• What is needed: Your answer should be one number: how many lines of the data include the string "journal"?

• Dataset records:
────────

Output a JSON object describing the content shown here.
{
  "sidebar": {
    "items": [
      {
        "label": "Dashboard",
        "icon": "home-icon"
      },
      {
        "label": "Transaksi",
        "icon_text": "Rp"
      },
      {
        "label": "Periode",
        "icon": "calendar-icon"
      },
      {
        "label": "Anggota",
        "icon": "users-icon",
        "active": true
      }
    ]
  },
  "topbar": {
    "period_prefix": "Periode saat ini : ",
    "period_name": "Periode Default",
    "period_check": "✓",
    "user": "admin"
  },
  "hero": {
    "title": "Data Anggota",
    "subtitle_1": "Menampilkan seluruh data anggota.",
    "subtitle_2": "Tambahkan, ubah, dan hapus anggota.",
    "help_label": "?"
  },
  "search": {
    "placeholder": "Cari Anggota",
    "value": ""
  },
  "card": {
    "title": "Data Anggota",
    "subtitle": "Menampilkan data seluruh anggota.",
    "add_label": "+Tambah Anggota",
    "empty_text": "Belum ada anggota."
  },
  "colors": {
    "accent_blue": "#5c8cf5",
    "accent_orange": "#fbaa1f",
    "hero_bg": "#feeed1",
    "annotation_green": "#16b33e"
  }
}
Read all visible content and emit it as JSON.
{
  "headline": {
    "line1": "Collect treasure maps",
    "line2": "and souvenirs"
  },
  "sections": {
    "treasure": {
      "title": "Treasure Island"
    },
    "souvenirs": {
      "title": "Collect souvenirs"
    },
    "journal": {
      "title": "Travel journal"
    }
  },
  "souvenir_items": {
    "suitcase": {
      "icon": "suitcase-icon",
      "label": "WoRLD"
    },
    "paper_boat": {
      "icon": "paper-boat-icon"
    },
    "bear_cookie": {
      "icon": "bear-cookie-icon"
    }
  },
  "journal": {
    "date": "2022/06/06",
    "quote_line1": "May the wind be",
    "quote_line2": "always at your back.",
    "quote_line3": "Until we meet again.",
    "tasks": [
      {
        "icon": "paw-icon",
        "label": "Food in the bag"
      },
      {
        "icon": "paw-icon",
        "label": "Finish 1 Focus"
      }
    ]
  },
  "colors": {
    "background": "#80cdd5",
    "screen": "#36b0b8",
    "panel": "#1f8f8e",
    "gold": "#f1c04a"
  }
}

────────

• Output for this exercise: 3